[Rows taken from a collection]
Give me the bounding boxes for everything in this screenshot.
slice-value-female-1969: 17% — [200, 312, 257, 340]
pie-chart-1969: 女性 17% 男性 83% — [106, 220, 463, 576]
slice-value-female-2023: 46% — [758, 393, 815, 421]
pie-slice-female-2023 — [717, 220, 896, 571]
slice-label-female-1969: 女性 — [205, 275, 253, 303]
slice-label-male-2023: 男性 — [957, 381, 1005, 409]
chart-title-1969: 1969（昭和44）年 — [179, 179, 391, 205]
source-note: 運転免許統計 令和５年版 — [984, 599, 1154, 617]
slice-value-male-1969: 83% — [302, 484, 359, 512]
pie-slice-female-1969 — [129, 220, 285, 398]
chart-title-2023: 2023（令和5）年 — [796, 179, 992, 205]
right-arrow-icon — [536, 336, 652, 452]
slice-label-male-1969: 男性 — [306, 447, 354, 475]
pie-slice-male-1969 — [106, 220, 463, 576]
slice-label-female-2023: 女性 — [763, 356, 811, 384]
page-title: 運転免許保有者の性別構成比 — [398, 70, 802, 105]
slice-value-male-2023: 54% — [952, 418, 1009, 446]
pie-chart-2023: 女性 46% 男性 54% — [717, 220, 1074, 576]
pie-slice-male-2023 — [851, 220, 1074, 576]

Task details: Locate every row above that contains the string "female", and copy each of those rows in full.

Complete answer:
slice-value-female-1969: 17% — [200, 312, 257, 340]
slice-value-female-2023: 46% — [758, 393, 815, 421]
pie-slice-female-2023 — [717, 220, 896, 571]
slice-label-female-1969: 女性 — [205, 275, 253, 303]
pie-slice-female-1969 — [129, 220, 285, 398]
slice-label-female-2023: 女性 — [763, 356, 811, 384]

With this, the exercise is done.